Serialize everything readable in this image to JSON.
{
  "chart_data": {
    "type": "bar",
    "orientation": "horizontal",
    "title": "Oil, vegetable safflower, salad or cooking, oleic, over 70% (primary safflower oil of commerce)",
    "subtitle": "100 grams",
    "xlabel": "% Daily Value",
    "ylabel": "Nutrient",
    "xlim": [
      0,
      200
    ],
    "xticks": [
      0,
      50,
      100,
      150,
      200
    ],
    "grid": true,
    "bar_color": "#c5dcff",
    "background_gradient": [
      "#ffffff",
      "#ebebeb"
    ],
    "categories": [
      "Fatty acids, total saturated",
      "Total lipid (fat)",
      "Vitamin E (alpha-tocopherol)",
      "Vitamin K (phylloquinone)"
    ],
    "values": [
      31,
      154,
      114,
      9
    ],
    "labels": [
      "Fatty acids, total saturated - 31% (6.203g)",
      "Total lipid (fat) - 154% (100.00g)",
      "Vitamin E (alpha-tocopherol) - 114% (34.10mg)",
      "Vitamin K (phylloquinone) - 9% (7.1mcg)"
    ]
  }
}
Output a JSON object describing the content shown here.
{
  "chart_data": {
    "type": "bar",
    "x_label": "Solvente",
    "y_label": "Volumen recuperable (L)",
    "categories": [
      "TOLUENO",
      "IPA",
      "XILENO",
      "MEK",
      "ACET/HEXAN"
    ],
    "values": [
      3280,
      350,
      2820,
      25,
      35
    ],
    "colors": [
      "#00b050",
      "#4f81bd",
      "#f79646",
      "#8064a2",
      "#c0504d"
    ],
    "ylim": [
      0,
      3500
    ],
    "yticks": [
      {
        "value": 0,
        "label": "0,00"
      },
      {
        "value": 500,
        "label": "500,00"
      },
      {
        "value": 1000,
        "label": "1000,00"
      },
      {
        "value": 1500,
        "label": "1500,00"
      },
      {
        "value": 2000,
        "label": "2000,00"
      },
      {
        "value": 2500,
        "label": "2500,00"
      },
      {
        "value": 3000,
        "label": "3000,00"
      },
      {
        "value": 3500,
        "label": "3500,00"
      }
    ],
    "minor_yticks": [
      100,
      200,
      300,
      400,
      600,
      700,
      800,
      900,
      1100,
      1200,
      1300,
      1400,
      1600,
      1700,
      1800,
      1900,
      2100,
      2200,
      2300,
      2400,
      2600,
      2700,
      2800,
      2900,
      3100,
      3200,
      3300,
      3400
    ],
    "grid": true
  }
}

Exercise task:
Retype the whole listing, matching it exactly.

Exercise result:
Serialize everything readable in this image to JSON.
{
  "chart_data": {
    "type": "bar",
    "orientation": "horizontal",
    "title": "Oil, vegetable safflower, salad or cooking, oleic, over 70% (primary safflower oil of commerce)",
    "subtitle": "100 grams",
    "xlabel": "% Daily Value",
    "ylabel": "Nutrient",
    "xlim": [
      0,
      200
    ],
    "xticks": [
      0,
      50,
      100,
      150,
      200
    ],
    "grid": true,
    "bar_color": "#c5dcff",
    "background_gradient": [
      "#ffffff",
      "#ebebeb"
    ],
    "categories": [
      "Fatty acids, total saturated",
      "Total lipid (fat)",
      "Vitamin E (alpha-tocopherol)",
      "Vitamin K (phylloquinone)"
    ],
    "values": [
      31,
      154,
      114,
      9
    ],
    "labels": [
      "Fatty acids, total saturated - 31% (6.203g)",
      "Total lipid (fat) - 154% (100.00g)",
      "Vitamin E (alpha-tocopherol) - 114% (34.10mg)",
      "Vitamin K (phylloquinone) - 9% (7.1mcg)"
    ]
  }
}
Output a JSON object describing the content shown here.
{
  "chart_data": {
    "type": "bar",
    "x_label": "Solvente",
    "y_label": "Volumen recuperable (L)",
    "categories": [
      "TOLUENO",
      "IPA",
      "XILENO",
      "MEK",
      "ACET/HEXAN"
    ],
    "values": [
      3280,
      350,
      2820,
      25,
      35
    ],
    "colors": [
      "#00b050",
      "#4f81bd",
      "#f79646",
      "#8064a2",
      "#c0504d"
    ],
    "ylim": [
      0,
      3500
    ],
    "yticks": [
      {
        "value": 0,
        "label": "0,00"
      },
      {
        "value": 500,
        "label": "500,00"
      },
      {
        "value": 1000,
        "label": "1000,00"
      },
      {
        "value": 1500,
        "label": "1500,00"
      },
      {
        "value": 2000,
        "label": "2000,00"
      },
      {
        "value": 2500,
        "label": "2500,00"
      },
      {
        "value": 3000,
        "label": "3000,00"
      },
      {
        "value": 3500,
        "label": "3500,00"
      }
    ],
    "minor_yticks": [
      100,
      200,
      300,
      400,
      600,
      700,
      800,
      900,
      1100,
      1200,
      1300,
      1400,
      1600,
      1700,
      1800,
      1900,
      2100,
      2200,
      2300,
      2400,
      2600,
      2700,
      2800,
      2900,
      3100,
      3200,
      3300,
      3400
    ],
    "grid": true
  }
}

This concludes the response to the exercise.